====== Supplied material

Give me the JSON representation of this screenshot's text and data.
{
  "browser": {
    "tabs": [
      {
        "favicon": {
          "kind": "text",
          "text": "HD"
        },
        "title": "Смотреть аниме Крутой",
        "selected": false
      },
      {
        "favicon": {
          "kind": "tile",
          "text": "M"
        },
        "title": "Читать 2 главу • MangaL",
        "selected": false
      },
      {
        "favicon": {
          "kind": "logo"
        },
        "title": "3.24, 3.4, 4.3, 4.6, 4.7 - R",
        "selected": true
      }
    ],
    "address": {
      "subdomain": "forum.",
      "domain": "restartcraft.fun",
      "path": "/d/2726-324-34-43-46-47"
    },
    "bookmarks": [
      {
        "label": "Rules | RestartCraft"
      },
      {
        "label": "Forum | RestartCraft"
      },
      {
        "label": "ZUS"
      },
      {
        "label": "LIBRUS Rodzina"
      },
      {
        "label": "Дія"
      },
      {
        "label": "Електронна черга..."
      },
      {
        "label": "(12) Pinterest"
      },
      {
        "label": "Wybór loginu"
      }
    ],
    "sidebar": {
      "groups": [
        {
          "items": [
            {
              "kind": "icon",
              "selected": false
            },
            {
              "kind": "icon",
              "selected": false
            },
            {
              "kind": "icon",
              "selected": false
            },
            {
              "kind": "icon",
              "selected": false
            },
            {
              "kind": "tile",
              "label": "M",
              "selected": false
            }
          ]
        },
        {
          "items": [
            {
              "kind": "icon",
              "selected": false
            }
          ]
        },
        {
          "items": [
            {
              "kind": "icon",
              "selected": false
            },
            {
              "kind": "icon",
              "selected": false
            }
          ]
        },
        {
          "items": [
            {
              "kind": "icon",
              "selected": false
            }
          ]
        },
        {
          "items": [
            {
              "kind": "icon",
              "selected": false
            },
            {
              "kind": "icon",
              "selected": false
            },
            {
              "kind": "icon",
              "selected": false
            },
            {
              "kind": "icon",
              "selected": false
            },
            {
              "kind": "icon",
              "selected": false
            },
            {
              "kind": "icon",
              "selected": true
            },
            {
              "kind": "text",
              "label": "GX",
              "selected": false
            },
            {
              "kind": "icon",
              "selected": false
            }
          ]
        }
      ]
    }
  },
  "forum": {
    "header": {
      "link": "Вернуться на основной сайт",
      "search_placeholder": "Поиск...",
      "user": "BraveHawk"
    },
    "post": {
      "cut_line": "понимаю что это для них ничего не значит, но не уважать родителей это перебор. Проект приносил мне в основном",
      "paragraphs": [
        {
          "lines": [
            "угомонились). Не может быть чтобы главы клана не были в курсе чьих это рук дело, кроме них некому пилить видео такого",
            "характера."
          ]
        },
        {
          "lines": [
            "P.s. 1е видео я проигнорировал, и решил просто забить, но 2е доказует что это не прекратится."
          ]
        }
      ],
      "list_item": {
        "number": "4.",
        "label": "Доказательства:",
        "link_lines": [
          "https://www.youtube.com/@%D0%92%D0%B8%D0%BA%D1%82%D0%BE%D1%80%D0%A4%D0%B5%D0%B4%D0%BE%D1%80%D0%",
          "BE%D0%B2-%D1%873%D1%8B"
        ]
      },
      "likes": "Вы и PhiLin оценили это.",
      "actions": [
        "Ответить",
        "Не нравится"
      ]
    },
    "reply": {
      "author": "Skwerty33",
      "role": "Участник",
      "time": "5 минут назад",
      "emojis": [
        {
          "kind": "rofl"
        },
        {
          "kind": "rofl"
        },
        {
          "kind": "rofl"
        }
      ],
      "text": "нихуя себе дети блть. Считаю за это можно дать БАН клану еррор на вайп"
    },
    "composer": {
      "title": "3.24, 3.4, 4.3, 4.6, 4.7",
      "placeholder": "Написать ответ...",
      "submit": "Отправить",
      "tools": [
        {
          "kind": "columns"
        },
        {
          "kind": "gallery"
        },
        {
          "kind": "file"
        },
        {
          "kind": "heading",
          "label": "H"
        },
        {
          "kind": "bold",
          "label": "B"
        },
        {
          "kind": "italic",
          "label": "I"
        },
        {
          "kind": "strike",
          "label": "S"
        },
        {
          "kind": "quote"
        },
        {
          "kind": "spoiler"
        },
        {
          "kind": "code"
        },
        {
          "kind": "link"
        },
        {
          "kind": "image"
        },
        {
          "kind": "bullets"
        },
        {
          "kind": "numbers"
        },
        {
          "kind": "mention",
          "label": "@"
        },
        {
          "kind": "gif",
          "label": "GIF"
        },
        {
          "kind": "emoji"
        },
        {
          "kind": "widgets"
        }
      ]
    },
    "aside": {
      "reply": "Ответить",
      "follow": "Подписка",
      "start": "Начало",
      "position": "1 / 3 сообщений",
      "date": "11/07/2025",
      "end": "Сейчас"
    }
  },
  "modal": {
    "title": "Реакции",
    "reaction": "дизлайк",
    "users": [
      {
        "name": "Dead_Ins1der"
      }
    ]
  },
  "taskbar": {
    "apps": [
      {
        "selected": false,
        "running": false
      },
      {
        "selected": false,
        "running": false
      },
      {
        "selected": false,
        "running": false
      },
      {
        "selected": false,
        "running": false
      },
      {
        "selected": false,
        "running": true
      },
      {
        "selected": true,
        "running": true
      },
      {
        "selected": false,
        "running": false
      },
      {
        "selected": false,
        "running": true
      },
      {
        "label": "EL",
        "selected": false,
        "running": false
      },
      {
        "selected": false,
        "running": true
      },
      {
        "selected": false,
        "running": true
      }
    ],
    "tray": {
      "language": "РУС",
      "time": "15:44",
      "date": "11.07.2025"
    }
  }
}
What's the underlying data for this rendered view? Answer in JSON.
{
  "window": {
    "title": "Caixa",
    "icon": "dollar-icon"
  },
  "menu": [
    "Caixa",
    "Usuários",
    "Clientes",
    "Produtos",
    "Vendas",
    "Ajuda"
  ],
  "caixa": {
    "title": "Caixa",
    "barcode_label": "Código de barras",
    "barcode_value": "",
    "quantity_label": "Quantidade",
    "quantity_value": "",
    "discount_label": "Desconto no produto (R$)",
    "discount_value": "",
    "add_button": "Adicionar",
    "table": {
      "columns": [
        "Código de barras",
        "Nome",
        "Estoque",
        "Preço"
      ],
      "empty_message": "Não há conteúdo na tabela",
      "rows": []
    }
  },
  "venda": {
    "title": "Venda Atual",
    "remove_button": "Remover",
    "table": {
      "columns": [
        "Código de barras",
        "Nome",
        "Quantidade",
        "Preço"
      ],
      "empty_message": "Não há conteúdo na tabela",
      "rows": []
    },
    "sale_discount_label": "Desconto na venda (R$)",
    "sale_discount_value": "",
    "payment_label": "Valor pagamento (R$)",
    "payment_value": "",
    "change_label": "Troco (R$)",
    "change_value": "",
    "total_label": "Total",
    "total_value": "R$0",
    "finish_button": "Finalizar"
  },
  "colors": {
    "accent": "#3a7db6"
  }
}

============

• Requirement: Print out all the entries precisely as written.

• Correct output:
Give me the JSON representation of this screenshot's text and data.
{
  "browser": {
    "tabs": [
      {
        "favicon": {
          "kind": "text",
          "text": "HD"
        },
        "title": "Смотреть аниме Крутой",
        "selected": false
      },
      {
        "favicon": {
          "kind": "tile",
          "text": "M"
        },
        "title": "Читать 2 главу • MangaL",
        "selected": false
      },
      {
        "favicon": {
          "kind": "logo"
        },
        "title": "3.24, 3.4, 4.3, 4.6, 4.7 - R",
        "selected": true
      }
    ],
    "address": {
      "subdomain": "forum.",
      "domain": "restartcraft.fun",
      "path": "/d/2726-324-34-43-46-47"
    },
    "bookmarks": [
      {
        "label": "Rules | RestartCraft"
      },
      {
        "label": "Forum | RestartCraft"
      },
      {
        "label": "ZUS"
      },
      {
        "label": "LIBRUS Rodzina"
      },
      {
        "label": "Дія"
      },
      {
        "label": "Електронна черга..."
      },
      {
        "label": "(12) Pinterest"
      },
      {
        "label": "Wybór loginu"
      }
    ],
    "sidebar": {
      "groups": [
        {
          "items": [
            {
              "kind": "icon",
              "selected": false
            },
            {
              "kind": "icon",
              "selected": false
            },
            {
              "kind": "icon",
              "selected": false
            },
            {
              "kind": "icon",
              "selected": false
            },
            {
              "kind": "tile",
              "label": "M",
              "selected": false
            }
          ]
        },
        {
          "items": [
            {
              "kind": "icon",
              "selected": false
            }
          ]
        },
        {
          "items": [
            {
              "kind": "icon",
              "selected": false
            },
            {
              "kind": "icon",
              "selected": false
            }
          ]
        },
        {
          "items": [
            {
              "kind": "icon",
              "selected": false
            }
          ]
        },
        {
          "items": [
            {
              "kind": "icon",
              "selected": false
            },
            {
              "kind": "icon",
              "selected": false
            },
            {
              "kind": "icon",
              "selected": false
            },
            {
              "kind": "icon",
              "selected": false
            },
            {
              "kind": "icon",
              "selected": false
            },
            {
              "kind": "icon",
              "selected": true
            },
            {
              "kind": "text",
              "label": "GX",
              "selected": false
            },
            {
              "kind": "icon",
              "selected": false
            }
          ]
        }
      ]
    }
  },
  "forum": {
    "header": {
      "link": "Вернуться на основной сайт",
      "search_placeholder": "Поиск...",
      "user": "BraveHawk"
    },
    "post": {
      "cut_line": "понимаю что это для них ничего не значит, но не уважать родителей это перебор. Проект приносил мне в основном",
      "paragraphs": [
        {
          "lines": [
            "угомонились). Не может быть чтобы главы клана не были в курсе чьих это рук дело, кроме них некому пилить видео такого",
            "характера."
          ]
        },
        {
          "lines": [
            "P.s. 1е видео я проигнорировал, и решил просто забить, но 2е доказует что это не прекратится."
          ]
        }
      ],
      "list_item": {
        "number": "4.",
        "label": "Доказательства:",
        "link_lines": [
          "https://www.youtube.com/@%D0%92%D0%B8%D0%BA%D1%82%D0%BE%D1%80%D0%A4%D0%B5%D0%B4%D0%BE%D1%80%D0%",
          "BE%D0%B2-%D1%873%D1%8B"
        ]
      },
      "likes": "Вы и PhiLin оценили это.",
      "actions": [
        "Ответить",
        "Не нравится"
      ]
    },
    "reply": {
      "author": "Skwerty33",
      "role": "Участник",
      "time": "5 минут назад",
      "emojis": [
        {
          "kind": "rofl"
        },
        {
          "kind": "rofl"
        },
        {
          "kind": "rofl"
        }
      ],
      "text": "нихуя себе дети блть. Считаю за это можно дать БАН клану еррор на вайп"
    },
    "composer": {
      "title": "3.24, 3.4, 4.3, 4.6, 4.7",
      "placeholder": "Написать ответ...",
      "submit": "Отправить",
      "tools": [
        {
          "kind": "columns"
        },
        {
          "kind": "gallery"
        },
        {
          "kind": "file"
        },
        {
          "kind": "heading",
          "label": "H"
        },
        {
          "kind": "bold",
          "label": "B"
        },
        {
          "kind": "italic",
          "label": "I"
        },
        {
          "kind": "strike",
          "label": "S"
        },
        {
          "kind": "quote"
        },
        {
          "kind": "spoiler"
        },
        {
          "kind": "code"
        },
        {
          "kind": "link"
        },
        {
          "kind": "image"
        },
        {
          "kind": "bullets"
        },
        {
          "kind": "numbers"
        },
        {
          "kind": "mention",
          "label": "@"
        },
        {
          "kind": "gif",
          "label": "GIF"
        },
        {
          "kind": "emoji"
        },
        {
          "kind": "widgets"
        }
      ]
    },
    "aside": {
      "reply": "Ответить",
      "follow": "Подписка",
      "start": "Начало",
      "position": "1 / 3 сообщений",
      "date": "11/07/2025",
      "end": "Сейчас"
    }
  },
  "modal": {
    "title": "Реакции",
    "reaction": "дизлайк",
    "users": [
      {
        "name": "Dead_Ins1der"
      }
    ]
  },
  "taskbar": {
    "apps": [
      {
        "selected": false,
        "running": false
      },
      {
        "selected": false,
        "running": false
      },
      {
        "selected": false,
        "running": false
      },
      {
        "selected": false,
        "running": false
      },
      {
        "selected": false,
        "running": true
      },
      {
        "selected": true,
        "running": true
      },
      {
        "selected": false,
        "running": false
      },
      {
        "selected": false,
        "running": true
      },
      {
        "label": "EL",
        "selected": false,
        "running": false
      },
      {
        "selected": false,
        "running": true
      },
      {
        "selected": false,
        "running": true
      }
    ],
    "tray": {
      "language": "РУС",
      "time": "15:44",
      "date": "11.07.2025"
    }
  }
}
What's the underlying data for this rendered view? Answer in JSON.
{
  "window": {
    "title": "Caixa",
    "icon": "dollar-icon"
  },
  "menu": [
    "Caixa",
    "Usuários",
    "Clientes",
    "Produtos",
    "Vendas",
    "Ajuda"
  ],
  "caixa": {
    "title": "Caixa",
    "barcode_label": "Código de barras",
    "barcode_value": "",
    "quantity_label": "Quantidade",
    "quantity_value": "",
    "discount_label": "Desconto no produto (R$)",
    "discount_value": "",
    "add_button": "Adicionar",
    "table": {
      "columns": [
        "Código de barras",
        "Nome",
        "Estoque",
        "Preço"
      ],
      "empty_message": "Não há conteúdo na tabela",
      "rows": []
    }
  },
  "venda": {
    "title": "Venda Atual",
    "remove_button": "Remover",
    "table": {
      "columns": [
        "Código de barras",
        "Nome",
        "Quantidade",
        "Preço"
      ],
      "empty_message": "Não há conteúdo na tabela",
      "rows": []
    },
    "sale_discount_label": "Desconto na venda (R$)",
    "sale_discount_value": "",
    "payment_label": "Valor pagamento (R$)",
    "payment_value": "",
    "change_label": "Troco (R$)",
    "change_value": "",
    "total_label": "Total",
    "total_value": "R$0",
    "finish_button": "Finalizar"
  },
  "colors": {
    "accent": "#3a7db6"
  }
}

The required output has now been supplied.